[FRAGMENTO DE TEXTO]
El reglamento prepublicado detalla, además, las copiosas especificaciones que el contrato de teletrabajo debe tener. Entre ellas, el lugar en el que estará el teletrabajador mientras cumple con su labor, el monto de compensación por el uso de sus equipos, su jornada y horario de trabajo, y el sistema de supervisión o de reporte usado. Además, de manera algo encriptada, el reglamento prepublicado dispone que las normas sobre salud y seguridad serán aplicadas “en lo que fuere pertinente”, lo que podría dar a pensar, por ejemplo, en eventuales visitas de la Superintendencia Nacional de Fiscalización Laboral (Sunafil) a los hogares para revisar la viabilidad de las rutas de escape. Es decir, un nivel de rigidez y control justamente opuesto a la flexibilidad que promete el trabajo a distancia.
Precisamente, lo medular de la ley –y lo que más daño puede hacer– es que otorga a los teletrabajadores “los mismos derechos y obligaciones establecidos para los trabajadores del régimen laboral de la actividad privada”. En otras palabras, todas las rigideces del régimen general de trabajo, con sus complicados mecanismos de contratación y despido, de tiempo libre preestablecido, de salario y horarios regulados, y de las demás restricciones que impiden la libre negociación entre empleado y empleador, serán trasladadas de la oficina a la casa.

[LISTA DE TAREAS]
A. ¿Puedes repetir tal cual el pasaje del texto sobre el teletrabajo que va de “El reglamento prepublicado detalla, además, las” a “trabajo a distancia.”?
B. ¿Podrías continuar el texto sobre el teletrabajo a partir de su última oración?
Los registros son un material independiente del texto.

[EXTRACTOS DE DATOS]
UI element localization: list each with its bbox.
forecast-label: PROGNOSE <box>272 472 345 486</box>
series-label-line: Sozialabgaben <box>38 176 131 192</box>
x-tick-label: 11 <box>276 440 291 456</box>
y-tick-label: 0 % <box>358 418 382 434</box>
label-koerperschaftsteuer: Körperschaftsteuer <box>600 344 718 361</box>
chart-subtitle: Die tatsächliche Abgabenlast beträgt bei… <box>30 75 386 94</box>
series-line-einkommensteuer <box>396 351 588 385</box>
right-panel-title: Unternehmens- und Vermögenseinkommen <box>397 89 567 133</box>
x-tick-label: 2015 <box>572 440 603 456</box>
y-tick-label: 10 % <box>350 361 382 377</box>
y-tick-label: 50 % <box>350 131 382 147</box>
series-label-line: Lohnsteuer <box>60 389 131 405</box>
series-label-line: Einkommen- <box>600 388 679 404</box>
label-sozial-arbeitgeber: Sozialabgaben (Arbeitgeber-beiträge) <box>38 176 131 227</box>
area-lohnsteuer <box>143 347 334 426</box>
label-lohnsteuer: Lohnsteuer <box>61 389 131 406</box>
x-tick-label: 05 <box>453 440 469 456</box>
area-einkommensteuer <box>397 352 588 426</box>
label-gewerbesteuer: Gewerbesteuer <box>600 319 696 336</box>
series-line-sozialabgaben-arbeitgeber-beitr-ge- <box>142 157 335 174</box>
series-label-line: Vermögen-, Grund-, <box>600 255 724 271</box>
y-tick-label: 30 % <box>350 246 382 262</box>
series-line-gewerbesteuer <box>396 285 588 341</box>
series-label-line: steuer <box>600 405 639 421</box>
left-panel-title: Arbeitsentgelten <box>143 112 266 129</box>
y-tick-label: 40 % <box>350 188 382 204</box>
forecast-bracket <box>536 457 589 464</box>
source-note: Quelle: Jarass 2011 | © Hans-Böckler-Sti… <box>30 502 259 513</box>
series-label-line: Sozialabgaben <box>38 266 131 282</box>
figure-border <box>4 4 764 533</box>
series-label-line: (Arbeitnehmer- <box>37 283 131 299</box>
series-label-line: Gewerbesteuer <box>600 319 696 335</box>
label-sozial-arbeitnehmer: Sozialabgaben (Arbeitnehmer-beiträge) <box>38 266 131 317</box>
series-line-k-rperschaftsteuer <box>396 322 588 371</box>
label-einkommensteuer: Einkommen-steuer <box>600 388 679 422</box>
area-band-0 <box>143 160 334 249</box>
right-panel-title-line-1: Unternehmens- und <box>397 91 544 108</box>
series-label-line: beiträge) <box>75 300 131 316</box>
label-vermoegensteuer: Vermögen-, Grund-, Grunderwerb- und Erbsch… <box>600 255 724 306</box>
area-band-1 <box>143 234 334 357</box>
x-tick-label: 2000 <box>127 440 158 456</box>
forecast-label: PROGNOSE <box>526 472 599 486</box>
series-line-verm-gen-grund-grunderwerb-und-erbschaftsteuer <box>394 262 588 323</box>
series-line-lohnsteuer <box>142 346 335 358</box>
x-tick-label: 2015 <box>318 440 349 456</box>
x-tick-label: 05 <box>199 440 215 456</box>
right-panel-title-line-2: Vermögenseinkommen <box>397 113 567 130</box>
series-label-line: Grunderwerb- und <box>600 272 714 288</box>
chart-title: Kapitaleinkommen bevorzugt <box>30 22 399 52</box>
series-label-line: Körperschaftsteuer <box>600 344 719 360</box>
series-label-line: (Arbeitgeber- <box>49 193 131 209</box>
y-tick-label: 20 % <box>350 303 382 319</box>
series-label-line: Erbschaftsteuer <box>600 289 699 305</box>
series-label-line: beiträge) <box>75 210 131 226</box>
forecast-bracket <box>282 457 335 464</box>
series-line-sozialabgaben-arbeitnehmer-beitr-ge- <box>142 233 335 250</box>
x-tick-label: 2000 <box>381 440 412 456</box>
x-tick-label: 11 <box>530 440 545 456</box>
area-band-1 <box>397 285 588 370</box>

[RESPUESTAS ESPERADAS]
A.
El reglamento prepublicado detalla, además, las copiosas especificaciones que el contrato de teletrabajo debe tener. Entre ellas, el lugar en el que estará el teletrabajador mientras cumple con su labor, el monto de compensación por el uso de sus equipos, su jornada y horario de trabajo, y el sistema de supervisión o de reporte usado. Además, de manera algo encriptada, el reglamento prepublicado dispone que las normas sobre salud y seguridad serán aplicadas “en lo que fuere pertinente”, lo que podría dar a pensar, por ejemplo, en eventuales visitas de la Superintendencia Nacional de Fiscalización Laboral (Sunafil) a los hogares para revisar la viabilidad de las rutas de escape. Es decir, un nivel de rigidez y control justamente opuesto a la flexibilidad que promete el trabajo a distancia.

B.
Ante tamaño despropósito de la ley, es poco lo que el reglamento puede hacer. Sin embargo, sería un avance que el texto del ministerio evite poner mayores trabas y contribuir a ahogar aun más una interesante e inclusiva modalidad de trabajo que recién nace en el país. Lamentablemente, las perspectivas no son auspiciosas, pues el reglamento prepublicado parece haber sido redactado con el mismo afán restrictivo y controlista con el que se escribió la ley, aquel que intuye que los parámetros laborales dictados desde una oficina burocrática llevan a mejores resultados que la libre voluntad de trabajadores y empleadores.